Lines of data:
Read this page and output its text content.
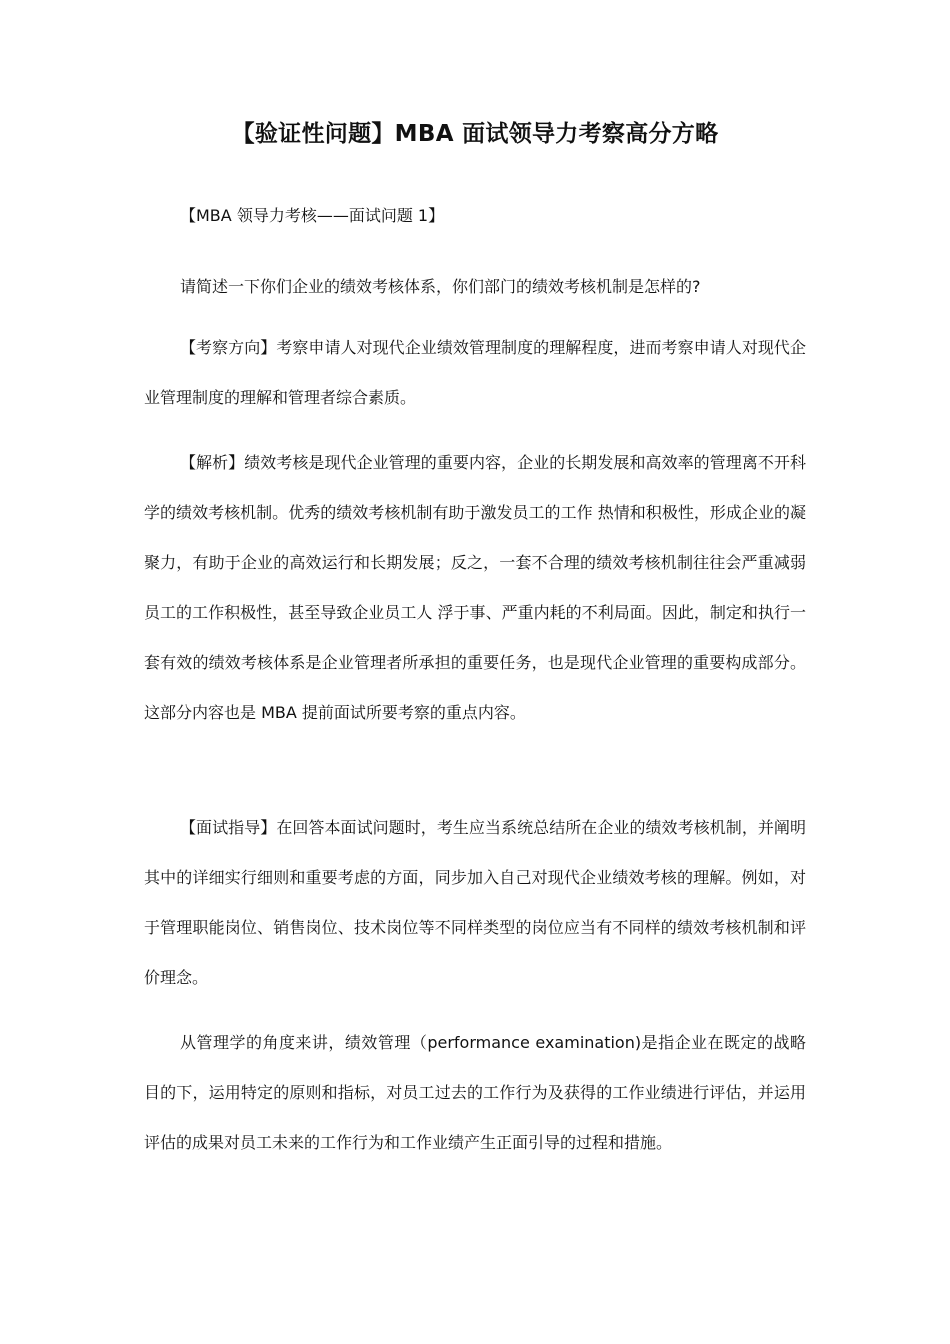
【验证性问题】MBA 面试领导力考察高分方略

【MBA 领导力考核——面试问题 1】

请简述一下你们企业的绩效考核体系，你们部门的绩效考核机制是怎样的?

【考察方向】考察申请人对现代企业绩效管理制度的理解程度，进而考察申请人对现代企业管理制度的理解和管理者综合素质。

【解析】绩效考核是现代企业管理的重要内容，企业的长期发展和高效率的管理离不开科学的绩效考核机制。优秀的绩效考核机制有助于激发员工的工作 热情和积极性，形成企业的凝聚力，有助于企业的高效运行和长期发展；反之，一套不合理的绩效考核机制往往会严重减弱员工的工作积极性，甚至导致企业员工人 浮于事、严重内耗的不利局面。因此，制定和执行一套有效的绩效考核体系是企业管理者所承担的重要任务，也是现代企业管理的重要构成部分。这部分内容也是 MBA 提前面试所要考察的重点内容。

【面试指导】在回答本面试问题时，考生应当系统总结所在企业的绩效考核机制，并阐明其中的详细实行细则和重要考虑的方面，同步加入自己对现代企业绩效考核的理解。例如，对于管理职能岗位、销售岗位、技术岗位等不同样类型的岗位应当有不同样的绩效考核机制和评价理念。

从管理学的角度来讲，绩效管理（performance examination)是指企业在既定的战略目的下，运用特定的原则和指标，对员工过去的工作行为及获得的工作业绩进行评估，并运用评估的成果对员工未来的工作行为和工作业绩产生正面引导的过程和措施。
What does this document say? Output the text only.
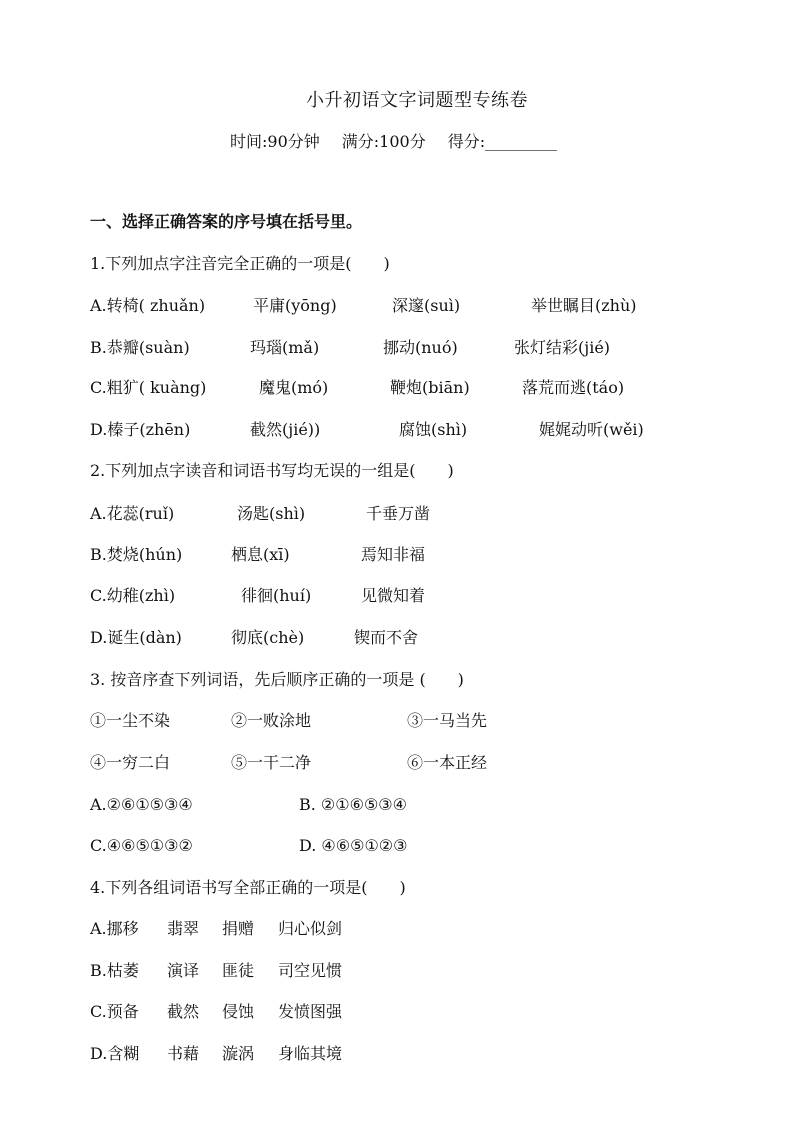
小升初语文字词题型专练卷
时间:90分钟 满分:100分 得分:_________
一、选择正确答案的序号填在括号里。
1.下列加点字注音完全正确的一项是(　　)
A.转椅( zhuǎn)	平庸(yōng)	深邃(suì)	举世瞩目(zhù)
B.恭瓣(suàn)	玛瑙(mǎ)	挪动(nuó)	张灯结彩(jié)
C.粗犷( kuàng)	魔鬼(mó)	鞭炮(biān)	落荒而逃(táo)
D.榛子(zhēn)	截然(jié))	腐蚀(shì)	娓娓动听(wěi)
2.下列加点字读音和词语书写均无误的一组是(　　)
A.花蕊(ruǐ)	汤匙(shì)	千垂万凿
B.焚烧(hún)	栖息(xī)	焉知非福
C.幼稚(zhì)	徘徊(huí)	见微知着
D.诞生(dàn)	彻底(chè)	锲而不舍
3. 按音序查下列词语，先后顺序正确的一项是 (　　)
①一尘不染	②一败涂地	③一马当先
④一穷二白	⑤一干二净	⑥一本正经
A.②⑥①⑤③④	B. ②①⑥⑤③④
C.④⑥⑤①③②	D. ④⑥⑤①②③
4.下列各组词语书写全部正确的一项是(　　)
A.挪移 翡翠 捐赠 归心似剑
B.枯萎 演译 匪徒 司空见惯
C.预备 截然 侵蚀 发愤图强
D.含糊 书藉 漩涡 身临其境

• [INSTRUCTION]: Please reproduce nothing but the lines from the one containing "What does this" through the closing line of the listing, retyped word for word, pictures excluded.

• [TASK ANSWER]:
What does this document say? Output the text only.
小升初语文字词题型专练卷
时间:90分钟 满分:100分 得分:_________
一、选择正确答案的序号填在括号里。
1.下列加点字注音完全正确的一项是(　　)
A.转椅( zhuǎn)	平庸(yōng)	深邃(suì)	举世瞩目(zhù)
B.恭瓣(suàn)	玛瑙(mǎ)	挪动(nuó)	张灯结彩(jié)
C.粗犷( kuàng)	魔鬼(mó)	鞭炮(biān)	落荒而逃(táo)
D.榛子(zhēn)	截然(jié))	腐蚀(shì)	娓娓动听(wěi)
2.下列加点字读音和词语书写均无误的一组是(　　)
A.花蕊(ruǐ)	汤匙(shì)	千垂万凿
B.焚烧(hún)	栖息(xī)	焉知非福
C.幼稚(zhì)	徘徊(huí)	见微知着
D.诞生(dàn)	彻底(chè)	锲而不舍
3. 按音序查下列词语，先后顺序正确的一项是 (　　)
①一尘不染	②一败涂地	③一马当先
④一穷二白	⑤一干二净	⑥一本正经
A.②⑥①⑤③④	B. ②①⑥⑤③④
C.④⑥⑤①③②	D. ④⑥⑤①②③
4.下列各组词语书写全部正确的一项是(　　)
A.挪移 翡翠 捐赠 归心似剑
B.枯萎 演译 匪徒 司空见惯
C.预备 截然 侵蚀 发愤图强
D.含糊 书藉 漩涡 身临其境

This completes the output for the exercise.